╭─ Provided data

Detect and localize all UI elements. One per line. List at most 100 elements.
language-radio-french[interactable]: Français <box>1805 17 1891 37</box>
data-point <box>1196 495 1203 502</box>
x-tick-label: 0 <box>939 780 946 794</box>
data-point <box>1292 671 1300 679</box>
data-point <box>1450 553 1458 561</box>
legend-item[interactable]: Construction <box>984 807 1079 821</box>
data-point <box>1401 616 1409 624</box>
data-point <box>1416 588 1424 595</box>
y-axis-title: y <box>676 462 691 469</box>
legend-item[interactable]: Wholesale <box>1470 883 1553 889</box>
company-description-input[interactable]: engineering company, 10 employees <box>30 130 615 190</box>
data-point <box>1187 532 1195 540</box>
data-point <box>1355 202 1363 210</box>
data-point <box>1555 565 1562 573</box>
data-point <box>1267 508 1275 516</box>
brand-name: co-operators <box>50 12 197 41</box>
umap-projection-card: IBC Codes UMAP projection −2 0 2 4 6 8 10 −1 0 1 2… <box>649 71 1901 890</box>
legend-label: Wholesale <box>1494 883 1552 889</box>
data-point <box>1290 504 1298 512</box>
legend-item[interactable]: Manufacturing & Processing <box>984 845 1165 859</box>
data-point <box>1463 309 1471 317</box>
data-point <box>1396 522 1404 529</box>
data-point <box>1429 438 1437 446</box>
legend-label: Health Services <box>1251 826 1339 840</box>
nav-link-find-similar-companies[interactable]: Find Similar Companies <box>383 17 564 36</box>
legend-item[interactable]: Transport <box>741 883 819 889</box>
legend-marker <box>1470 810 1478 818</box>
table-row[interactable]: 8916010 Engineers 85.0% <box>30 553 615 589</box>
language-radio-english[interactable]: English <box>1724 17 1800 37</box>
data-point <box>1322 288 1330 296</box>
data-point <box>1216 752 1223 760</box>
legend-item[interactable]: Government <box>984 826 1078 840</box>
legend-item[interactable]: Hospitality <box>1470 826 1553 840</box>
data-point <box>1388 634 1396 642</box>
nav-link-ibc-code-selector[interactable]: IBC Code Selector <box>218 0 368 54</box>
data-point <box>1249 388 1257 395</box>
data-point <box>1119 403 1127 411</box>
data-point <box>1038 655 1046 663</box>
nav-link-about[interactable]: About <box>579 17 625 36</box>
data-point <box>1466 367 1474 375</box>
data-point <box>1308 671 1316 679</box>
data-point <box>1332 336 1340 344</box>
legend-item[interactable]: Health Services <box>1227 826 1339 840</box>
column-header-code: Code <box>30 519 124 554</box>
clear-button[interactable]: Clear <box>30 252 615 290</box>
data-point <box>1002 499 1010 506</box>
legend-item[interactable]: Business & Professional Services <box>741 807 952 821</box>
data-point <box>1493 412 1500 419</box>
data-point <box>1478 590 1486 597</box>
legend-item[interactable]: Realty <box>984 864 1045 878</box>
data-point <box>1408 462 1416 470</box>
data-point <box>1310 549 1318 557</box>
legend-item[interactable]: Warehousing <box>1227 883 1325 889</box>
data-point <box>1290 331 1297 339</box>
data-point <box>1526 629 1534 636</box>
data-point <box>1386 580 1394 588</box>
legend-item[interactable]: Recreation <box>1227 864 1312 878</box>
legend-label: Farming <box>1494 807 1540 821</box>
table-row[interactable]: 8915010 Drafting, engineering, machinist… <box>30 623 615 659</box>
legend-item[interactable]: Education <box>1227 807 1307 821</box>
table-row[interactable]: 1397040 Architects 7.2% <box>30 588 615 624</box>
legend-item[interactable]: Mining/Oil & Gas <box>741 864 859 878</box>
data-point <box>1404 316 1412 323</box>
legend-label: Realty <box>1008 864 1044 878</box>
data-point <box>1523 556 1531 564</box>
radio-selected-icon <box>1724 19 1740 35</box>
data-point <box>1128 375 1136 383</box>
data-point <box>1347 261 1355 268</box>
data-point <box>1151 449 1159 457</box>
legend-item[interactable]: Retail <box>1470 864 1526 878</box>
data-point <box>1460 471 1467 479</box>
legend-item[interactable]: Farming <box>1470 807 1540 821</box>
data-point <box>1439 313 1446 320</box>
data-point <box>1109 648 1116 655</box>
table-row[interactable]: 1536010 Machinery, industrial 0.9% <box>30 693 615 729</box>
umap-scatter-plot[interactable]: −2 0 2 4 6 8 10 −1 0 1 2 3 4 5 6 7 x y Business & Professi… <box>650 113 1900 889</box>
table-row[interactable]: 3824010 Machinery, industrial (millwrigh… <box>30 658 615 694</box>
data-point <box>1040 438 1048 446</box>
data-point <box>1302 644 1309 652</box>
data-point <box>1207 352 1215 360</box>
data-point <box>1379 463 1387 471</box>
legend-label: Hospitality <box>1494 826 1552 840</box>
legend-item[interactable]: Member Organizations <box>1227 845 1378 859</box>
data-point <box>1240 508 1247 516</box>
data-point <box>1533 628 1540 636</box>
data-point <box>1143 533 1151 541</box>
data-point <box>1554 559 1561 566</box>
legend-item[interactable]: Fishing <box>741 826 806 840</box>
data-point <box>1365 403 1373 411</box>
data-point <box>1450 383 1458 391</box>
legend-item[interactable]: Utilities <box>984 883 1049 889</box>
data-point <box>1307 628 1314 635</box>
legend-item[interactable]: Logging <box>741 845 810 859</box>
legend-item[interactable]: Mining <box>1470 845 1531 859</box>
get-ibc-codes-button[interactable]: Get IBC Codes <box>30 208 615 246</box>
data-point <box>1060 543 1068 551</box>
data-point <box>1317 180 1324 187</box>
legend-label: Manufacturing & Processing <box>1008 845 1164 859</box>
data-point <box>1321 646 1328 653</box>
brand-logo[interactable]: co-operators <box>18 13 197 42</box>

╰─

◆ Aim of the task
Update the data so that every "data-point" becomes "scatter-point", with nothing else changed.

◆ Solution for this problem
Detect and localize all UI elements. One per line. List at most 100 elements.
language-radio-french[interactable]: Français <box>1805 17 1891 37</box>
scatter-point <box>1196 495 1203 502</box>
x-tick-label: 0 <box>939 780 946 794</box>
scatter-point <box>1292 671 1300 679</box>
scatter-point <box>1450 553 1458 561</box>
legend-item[interactable]: Construction <box>984 807 1079 821</box>
scatter-point <box>1401 616 1409 624</box>
scatter-point <box>1416 588 1424 595</box>
y-axis-title: y <box>676 462 691 469</box>
legend-item[interactable]: Wholesale <box>1470 883 1553 889</box>
company-description-input[interactable]: engineering company, 10 employees <box>30 130 615 190</box>
scatter-point <box>1187 532 1195 540</box>
scatter-point <box>1355 202 1363 210</box>
scatter-point <box>1555 565 1562 573</box>
scatter-point <box>1267 508 1275 516</box>
brand-name: co-operators <box>50 12 197 41</box>
umap-projection-card: IBC Codes UMAP projection −2 0 2 4 6 8 10 −1 0 1 2… <box>649 71 1901 890</box>
legend-label: Wholesale <box>1494 883 1552 889</box>
scatter-point <box>1290 504 1298 512</box>
legend-item[interactable]: Manufacturing & Processing <box>984 845 1165 859</box>
scatter-point <box>1463 309 1471 317</box>
scatter-point <box>1396 522 1404 529</box>
scatter-point <box>1429 438 1437 446</box>
legend-label: Health Services <box>1251 826 1339 840</box>
nav-link-find-similar-companies[interactable]: Find Similar Companies <box>383 17 564 36</box>
legend-item[interactable]: Transport <box>741 883 819 889</box>
legend-marker <box>1470 810 1478 818</box>
table-row[interactable]: 8916010 Engineers 85.0% <box>30 553 615 589</box>
language-radio-english[interactable]: English <box>1724 17 1800 37</box>
scatter-point <box>1322 288 1330 296</box>
scatter-point <box>1216 752 1223 760</box>
legend-item[interactable]: Government <box>984 826 1078 840</box>
legend-item[interactable]: Hospitality <box>1470 826 1553 840</box>
scatter-point <box>1388 634 1396 642</box>
nav-link-ibc-code-selector[interactable]: IBC Code Selector <box>218 0 368 54</box>
scatter-point <box>1249 388 1257 395</box>
scatter-point <box>1119 403 1127 411</box>
scatter-point <box>1038 655 1046 663</box>
nav-link-about[interactable]: About <box>579 17 625 36</box>
scatter-point <box>1466 367 1474 375</box>
scatter-point <box>1308 671 1316 679</box>
scatter-point <box>1332 336 1340 344</box>
legend-item[interactable]: Health Services <box>1227 826 1339 840</box>
column-header-code: Code <box>30 519 124 554</box>
clear-button[interactable]: Clear <box>30 252 615 290</box>
scatter-point <box>1002 499 1010 506</box>
legend-item[interactable]: Business & Professional Services <box>741 807 952 821</box>
scatter-point <box>1493 412 1500 419</box>
scatter-point <box>1478 590 1486 597</box>
legend-item[interactable]: Realty <box>984 864 1045 878</box>
scatter-point <box>1408 462 1416 470</box>
scatter-point <box>1310 549 1318 557</box>
legend-item[interactable]: Warehousing <box>1227 883 1325 889</box>
scatter-point <box>1290 331 1297 339</box>
scatter-point <box>1526 629 1534 636</box>
scatter-point <box>1386 580 1394 588</box>
legend-item[interactable]: Recreation <box>1227 864 1312 878</box>
legend-label: Farming <box>1494 807 1540 821</box>
table-row[interactable]: 8915010 Drafting, engineering, machinist… <box>30 623 615 659</box>
legend-item[interactable]: Education <box>1227 807 1307 821</box>
table-row[interactable]: 1397040 Architects 7.2% <box>30 588 615 624</box>
legend-item[interactable]: Mining/Oil & Gas <box>741 864 859 878</box>
scatter-point <box>1404 316 1412 323</box>
legend-label: Realty <box>1008 864 1044 878</box>
scatter-point <box>1523 556 1531 564</box>
radio-selected-icon <box>1724 19 1740 35</box>
scatter-point <box>1128 375 1136 383</box>
scatter-point <box>1347 261 1355 268</box>
scatter-point <box>1151 449 1159 457</box>
legend-item[interactable]: Retail <box>1470 864 1526 878</box>
scatter-point <box>1460 471 1467 479</box>
legend-item[interactable]: Farming <box>1470 807 1540 821</box>
scatter-point <box>1439 313 1446 320</box>
scatter-point <box>1109 648 1116 655</box>
table-row[interactable]: 1536010 Machinery, industrial 0.9% <box>30 693 615 729</box>
umap-scatter-plot[interactable]: −2 0 2 4 6 8 10 −1 0 1 2 3 4 5 6 7 x y Business & Professi… <box>650 113 1900 889</box>
table-row[interactable]: 3824010 Machinery, industrial (millwrigh… <box>30 658 615 694</box>
scatter-point <box>1040 438 1048 446</box>
scatter-point <box>1302 644 1309 652</box>
scatter-point <box>1207 352 1215 360</box>
scatter-point <box>1379 463 1387 471</box>
legend-label: Hospitality <box>1494 826 1552 840</box>
legend-item[interactable]: Member Organizations <box>1227 845 1378 859</box>
scatter-point <box>1240 508 1247 516</box>
scatter-point <box>1533 628 1540 636</box>
scatter-point <box>1143 533 1151 541</box>
scatter-point <box>1554 559 1561 566</box>
legend-item[interactable]: Fishing <box>741 826 806 840</box>
scatter-point <box>1365 403 1373 411</box>
scatter-point <box>1450 383 1458 391</box>
legend-item[interactable]: Utilities <box>984 883 1049 889</box>
scatter-point <box>1307 628 1314 635</box>
legend-item[interactable]: Logging <box>741 845 810 859</box>
legend-item[interactable]: Mining <box>1470 845 1531 859</box>
get-ibc-codes-button[interactable]: Get IBC Codes <box>30 208 615 246</box>
scatter-point <box>1060 543 1068 551</box>
scatter-point <box>1317 180 1324 187</box>
legend-label: Manufacturing & Processing <box>1008 845 1164 859</box>
scatter-point <box>1321 646 1328 653</box>
brand-logo[interactable]: co-operators <box>18 13 197 42</box>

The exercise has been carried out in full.